Quote the records in full and leave their pictures out.

— BEGIN Records for processing —

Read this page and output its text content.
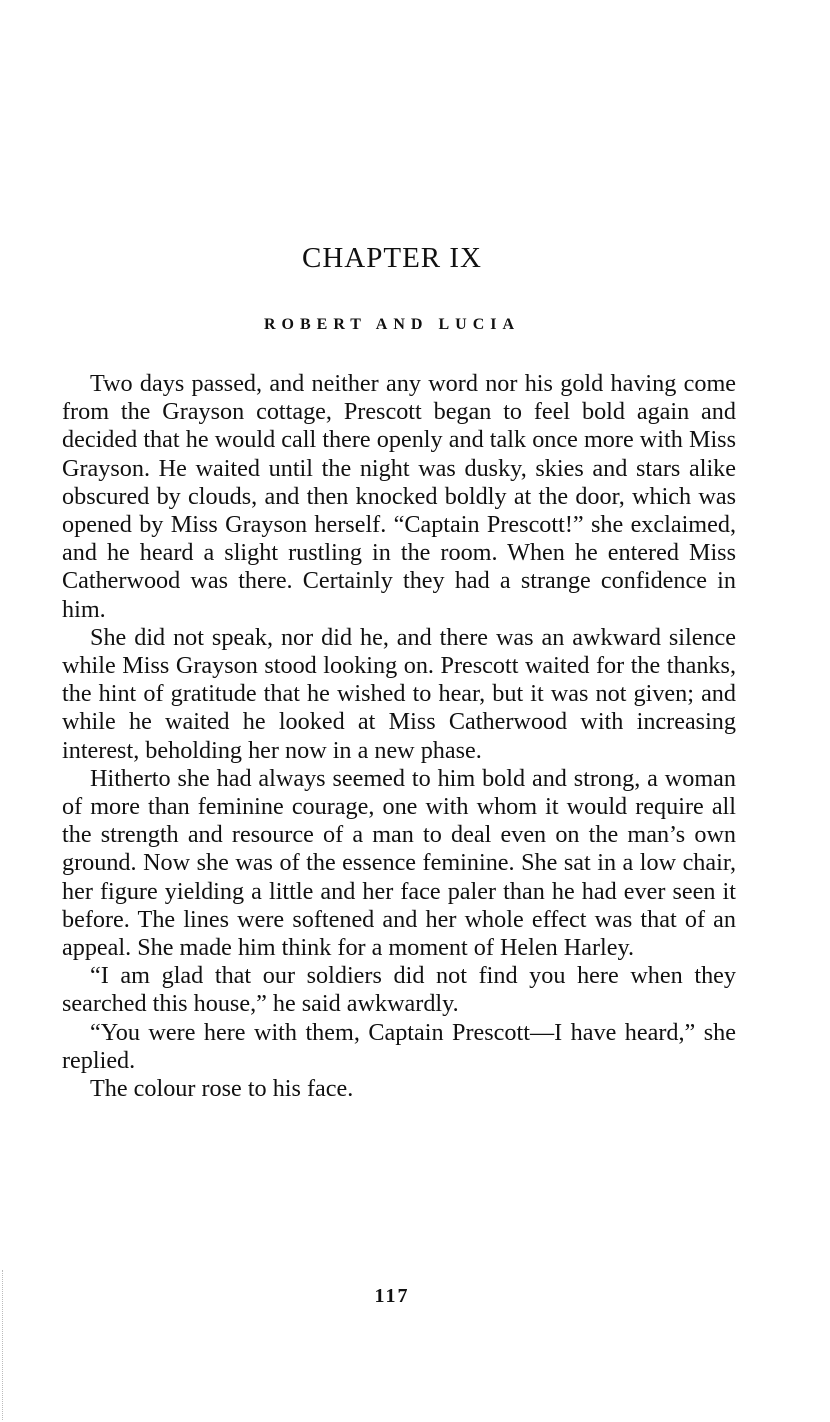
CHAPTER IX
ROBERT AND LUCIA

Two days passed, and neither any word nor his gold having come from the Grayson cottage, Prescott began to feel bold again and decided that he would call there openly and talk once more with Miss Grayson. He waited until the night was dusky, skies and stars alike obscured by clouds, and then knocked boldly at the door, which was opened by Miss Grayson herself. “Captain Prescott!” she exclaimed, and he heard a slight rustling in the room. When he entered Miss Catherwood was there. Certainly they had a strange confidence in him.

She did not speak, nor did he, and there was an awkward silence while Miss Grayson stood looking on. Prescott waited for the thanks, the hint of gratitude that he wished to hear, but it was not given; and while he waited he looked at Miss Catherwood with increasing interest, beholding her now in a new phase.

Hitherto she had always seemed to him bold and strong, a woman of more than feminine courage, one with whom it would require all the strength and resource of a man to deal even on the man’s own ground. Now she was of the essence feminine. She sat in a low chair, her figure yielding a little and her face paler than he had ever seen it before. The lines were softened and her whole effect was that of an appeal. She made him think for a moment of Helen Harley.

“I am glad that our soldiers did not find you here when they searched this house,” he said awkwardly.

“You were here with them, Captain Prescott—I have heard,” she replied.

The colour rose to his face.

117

— END Records for processing —

_Exercise response_
Read this page and output its text content.
CHAPTER IX
ROBERT AND LUCIA

Two days passed, and neither any word nor his gold having come from the Grayson cottage, Prescott began to feel bold again and decided that he would call there openly and talk once more with Miss Grayson. He waited until the night was dusky, skies and stars alike obscured by clouds, and then knocked boldly at the door, which was opened by Miss Grayson herself. “Captain Prescott!” she exclaimed, and he heard a slight rustling in the room. When he entered Miss Catherwood was there. Certainly they had a strange confidence in him.

She did not speak, nor did he, and there was an awkward silence while Miss Grayson stood looking on. Prescott waited for the thanks, the hint of gratitude that he wished to hear, but it was not given; and while he waited he looked at Miss Catherwood with increasing interest, beholding her now in a new phase.

Hitherto she had always seemed to him bold and strong, a woman of more than feminine courage, one with whom it would require all the strength and resource of a man to deal even on the man’s own ground. Now she was of the essence feminine. She sat in a low chair, her figure yielding a little and her face paler than he had ever seen it before. The lines were softened and her whole effect was that of an appeal. She made him think for a moment of Helen Harley.

“I am glad that our soldiers did not find you here when they searched this house,” he said awkwardly.

“You were here with them, Captain Prescott—I have heard,” she replied.

The colour rose to his face.

117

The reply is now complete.